OBJECTIVE
Repeat every record below exactly, omitting any pictures.

EXERCISE INPUTS
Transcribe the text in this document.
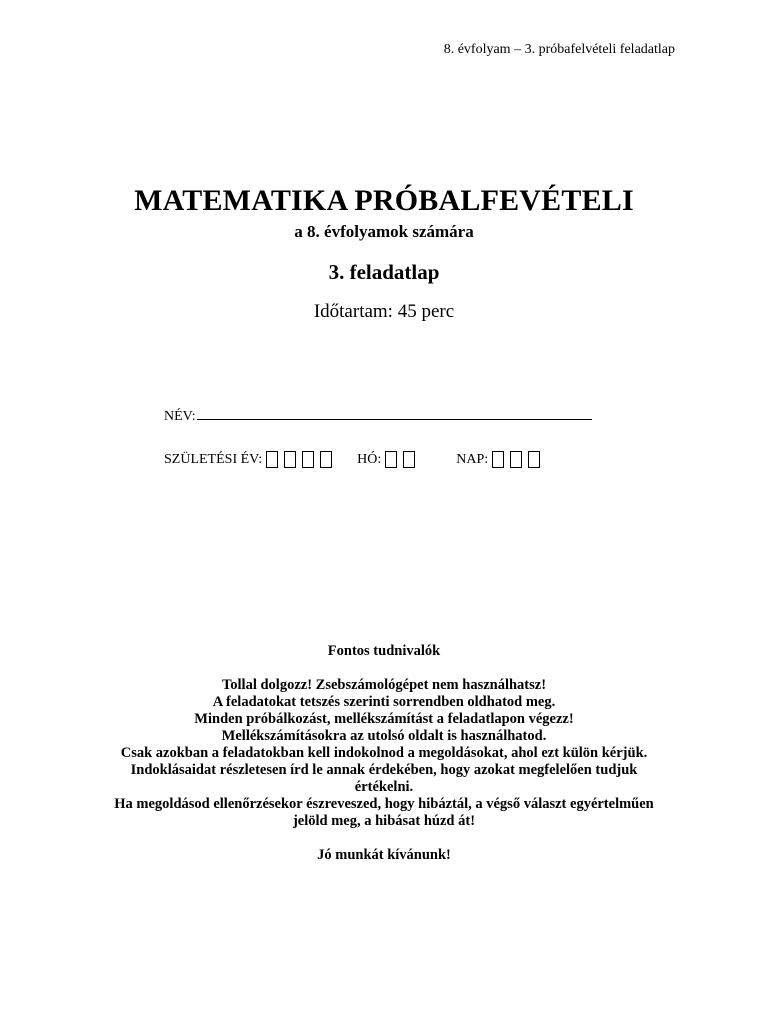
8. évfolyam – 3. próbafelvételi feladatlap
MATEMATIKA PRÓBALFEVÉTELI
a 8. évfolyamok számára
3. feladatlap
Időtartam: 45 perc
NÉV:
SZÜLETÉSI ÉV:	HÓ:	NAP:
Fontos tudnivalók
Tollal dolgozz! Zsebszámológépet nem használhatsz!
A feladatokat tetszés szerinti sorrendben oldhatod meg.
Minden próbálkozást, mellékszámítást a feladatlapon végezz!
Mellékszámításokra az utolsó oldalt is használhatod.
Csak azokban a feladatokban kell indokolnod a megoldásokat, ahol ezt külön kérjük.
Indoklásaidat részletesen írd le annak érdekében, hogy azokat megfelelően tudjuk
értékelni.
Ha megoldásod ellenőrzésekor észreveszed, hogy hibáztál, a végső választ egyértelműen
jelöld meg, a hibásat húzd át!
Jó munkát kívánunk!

WORKED SOLUTION
Transcribe the text in this document.
8. évfolyam – 3. próbafelvételi feladatlap
MATEMATIKA PRÓBALFEVÉTELI
a 8. évfolyamok számára
3. feladatlap
Időtartam: 45 perc
NÉV:
SZÜLETÉSI ÉV:	HÓ:	NAP:
Fontos tudnivalók
Tollal dolgozz! Zsebszámológépet nem használhatsz!
A feladatokat tetszés szerinti sorrendben oldhatod meg.
Minden próbálkozást, mellékszámítást a feladatlapon végezz!
Mellékszámításokra az utolsó oldalt is használhatod.
Csak azokban a feladatokban kell indokolnod a megoldásokat, ahol ezt külön kérjük.
Indoklásaidat részletesen írd le annak érdekében, hogy azokat megfelelően tudjuk
értékelni.
Ha megoldásod ellenőrzésekor észreveszed, hogy hibáztál, a végső választ egyértelműen
jelöld meg, a hibásat húzd át!
Jó munkát kívánunk!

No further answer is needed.